Page transcription dataset items
[Start of Attachment]

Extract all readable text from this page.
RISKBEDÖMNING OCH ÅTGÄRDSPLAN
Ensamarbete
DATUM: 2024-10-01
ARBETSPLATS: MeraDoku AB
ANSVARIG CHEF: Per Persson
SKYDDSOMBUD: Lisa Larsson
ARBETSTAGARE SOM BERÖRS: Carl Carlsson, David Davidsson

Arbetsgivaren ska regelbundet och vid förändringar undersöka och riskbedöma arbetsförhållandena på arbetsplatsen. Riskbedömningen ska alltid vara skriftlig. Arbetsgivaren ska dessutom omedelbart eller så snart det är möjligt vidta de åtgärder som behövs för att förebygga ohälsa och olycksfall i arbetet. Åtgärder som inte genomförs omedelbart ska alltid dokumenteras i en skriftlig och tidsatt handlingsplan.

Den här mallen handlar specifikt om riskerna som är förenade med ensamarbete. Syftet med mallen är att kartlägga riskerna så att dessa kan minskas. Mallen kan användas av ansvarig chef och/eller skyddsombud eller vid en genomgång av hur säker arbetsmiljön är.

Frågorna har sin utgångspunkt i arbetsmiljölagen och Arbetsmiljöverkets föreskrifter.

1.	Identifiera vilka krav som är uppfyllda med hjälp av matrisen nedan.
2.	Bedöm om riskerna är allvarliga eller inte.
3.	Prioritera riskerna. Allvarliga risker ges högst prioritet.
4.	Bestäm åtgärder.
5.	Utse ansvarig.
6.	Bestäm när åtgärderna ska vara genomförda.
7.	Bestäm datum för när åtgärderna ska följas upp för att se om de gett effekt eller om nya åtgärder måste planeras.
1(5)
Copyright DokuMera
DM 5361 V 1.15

[End of Attachment]

» **Work order**
Each entry above must be printed exactly as written.

» **Answer space**
Extract all readable text from this page.
RISKBEDÖMNING OCH ÅTGÄRDSPLAN
Ensamarbete
DATUM: 2024-10-01
ARBETSPLATS: MeraDoku AB
ANSVARIG CHEF: Per Persson
SKYDDSOMBUD: Lisa Larsson
ARBETSTAGARE SOM BERÖRS: Carl Carlsson, David Davidsson

Arbetsgivaren ska regelbundet och vid förändringar undersöka och riskbedöma arbetsförhållandena på arbetsplatsen. Riskbedömningen ska alltid vara skriftlig. Arbetsgivaren ska dessutom omedelbart eller så snart det är möjligt vidta de åtgärder som behövs för att förebygga ohälsa och olycksfall i arbetet. Åtgärder som inte genomförs omedelbart ska alltid dokumenteras i en skriftlig och tidsatt handlingsplan.

Den här mallen handlar specifikt om riskerna som är förenade med ensamarbete. Syftet med mallen är att kartlägga riskerna så att dessa kan minskas. Mallen kan användas av ansvarig chef och/eller skyddsombud eller vid en genomgång av hur säker arbetsmiljön är.

Frågorna har sin utgångspunkt i arbetsmiljölagen och Arbetsmiljöverkets föreskrifter.

1.	Identifiera vilka krav som är uppfyllda med hjälp av matrisen nedan.
2.	Bedöm om riskerna är allvarliga eller inte.
3.	Prioritera riskerna. Allvarliga risker ges högst prioritet.
4.	Bestäm åtgärder.
5.	Utse ansvarig.
6.	Bestäm när åtgärderna ska vara genomförda.
7.	Bestäm datum för när åtgärderna ska följas upp för att se om de gett effekt eller om nya åtgärder måste planeras.
1(5)
Copyright DokuMera
DM 5361 V 1.15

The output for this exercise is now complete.